WORK INSTRUCTIONS :: Go through the data below. Pull out every line that has the word "때문이다".
================================
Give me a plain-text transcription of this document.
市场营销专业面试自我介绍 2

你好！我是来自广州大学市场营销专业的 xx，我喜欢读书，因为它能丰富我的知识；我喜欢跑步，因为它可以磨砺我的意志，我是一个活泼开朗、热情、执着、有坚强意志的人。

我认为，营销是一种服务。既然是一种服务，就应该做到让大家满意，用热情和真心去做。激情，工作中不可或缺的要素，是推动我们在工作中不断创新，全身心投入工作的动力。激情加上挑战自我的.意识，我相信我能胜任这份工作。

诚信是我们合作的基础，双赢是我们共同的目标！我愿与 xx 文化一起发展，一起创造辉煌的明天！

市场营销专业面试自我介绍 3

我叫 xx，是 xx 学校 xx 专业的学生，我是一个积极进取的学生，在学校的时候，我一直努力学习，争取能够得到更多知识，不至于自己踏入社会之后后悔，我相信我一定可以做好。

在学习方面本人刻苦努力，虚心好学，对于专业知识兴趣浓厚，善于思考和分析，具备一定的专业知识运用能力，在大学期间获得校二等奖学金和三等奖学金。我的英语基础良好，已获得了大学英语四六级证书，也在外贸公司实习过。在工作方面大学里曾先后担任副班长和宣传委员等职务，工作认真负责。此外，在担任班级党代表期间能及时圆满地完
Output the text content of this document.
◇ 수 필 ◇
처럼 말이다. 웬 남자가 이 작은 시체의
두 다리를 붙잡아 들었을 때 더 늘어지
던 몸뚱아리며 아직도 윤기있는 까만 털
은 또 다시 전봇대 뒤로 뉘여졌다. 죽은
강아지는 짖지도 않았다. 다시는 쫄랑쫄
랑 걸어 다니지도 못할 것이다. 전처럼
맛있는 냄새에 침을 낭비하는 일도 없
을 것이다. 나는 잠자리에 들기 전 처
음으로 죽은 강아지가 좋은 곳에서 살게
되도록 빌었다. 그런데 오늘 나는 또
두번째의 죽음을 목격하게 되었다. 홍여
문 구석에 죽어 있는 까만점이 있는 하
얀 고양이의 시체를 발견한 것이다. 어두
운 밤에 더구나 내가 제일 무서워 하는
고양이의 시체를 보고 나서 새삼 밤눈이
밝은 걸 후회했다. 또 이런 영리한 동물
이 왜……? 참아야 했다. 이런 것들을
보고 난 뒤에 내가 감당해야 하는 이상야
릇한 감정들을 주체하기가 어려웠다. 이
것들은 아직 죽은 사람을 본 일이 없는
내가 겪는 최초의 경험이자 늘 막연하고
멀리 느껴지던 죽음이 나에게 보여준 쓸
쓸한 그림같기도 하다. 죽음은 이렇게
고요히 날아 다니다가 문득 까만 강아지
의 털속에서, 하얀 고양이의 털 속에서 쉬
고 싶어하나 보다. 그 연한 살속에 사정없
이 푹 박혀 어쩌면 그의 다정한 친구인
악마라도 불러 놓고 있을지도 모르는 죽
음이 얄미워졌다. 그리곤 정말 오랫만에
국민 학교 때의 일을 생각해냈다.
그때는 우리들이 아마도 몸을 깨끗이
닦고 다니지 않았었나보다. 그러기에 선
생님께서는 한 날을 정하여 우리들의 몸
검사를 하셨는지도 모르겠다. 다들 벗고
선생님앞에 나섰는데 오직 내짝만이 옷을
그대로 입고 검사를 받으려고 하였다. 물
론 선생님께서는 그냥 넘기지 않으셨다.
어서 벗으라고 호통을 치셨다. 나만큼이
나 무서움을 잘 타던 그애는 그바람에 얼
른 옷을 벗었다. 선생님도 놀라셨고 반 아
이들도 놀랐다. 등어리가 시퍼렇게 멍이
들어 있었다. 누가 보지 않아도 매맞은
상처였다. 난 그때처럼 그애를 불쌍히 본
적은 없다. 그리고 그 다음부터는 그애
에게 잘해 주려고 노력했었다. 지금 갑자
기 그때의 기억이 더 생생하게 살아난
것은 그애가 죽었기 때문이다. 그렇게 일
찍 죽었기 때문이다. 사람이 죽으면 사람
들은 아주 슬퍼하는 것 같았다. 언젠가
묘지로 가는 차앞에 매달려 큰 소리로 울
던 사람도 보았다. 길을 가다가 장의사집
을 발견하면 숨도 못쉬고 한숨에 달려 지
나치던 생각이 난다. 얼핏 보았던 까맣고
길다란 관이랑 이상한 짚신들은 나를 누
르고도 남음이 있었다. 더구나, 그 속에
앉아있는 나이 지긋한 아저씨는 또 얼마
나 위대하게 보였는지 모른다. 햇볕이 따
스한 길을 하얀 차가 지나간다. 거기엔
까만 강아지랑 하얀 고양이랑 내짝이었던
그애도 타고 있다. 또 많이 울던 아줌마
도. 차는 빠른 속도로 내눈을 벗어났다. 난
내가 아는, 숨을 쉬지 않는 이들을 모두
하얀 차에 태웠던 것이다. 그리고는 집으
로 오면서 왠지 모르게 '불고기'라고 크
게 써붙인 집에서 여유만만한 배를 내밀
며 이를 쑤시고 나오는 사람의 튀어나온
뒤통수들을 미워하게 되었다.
================================
WRITTEN ANSWER ::
것은 그애가 죽었기 때문이다. 그렇게 일
찍 죽었기 때문이다. 사람이 죽으면 사람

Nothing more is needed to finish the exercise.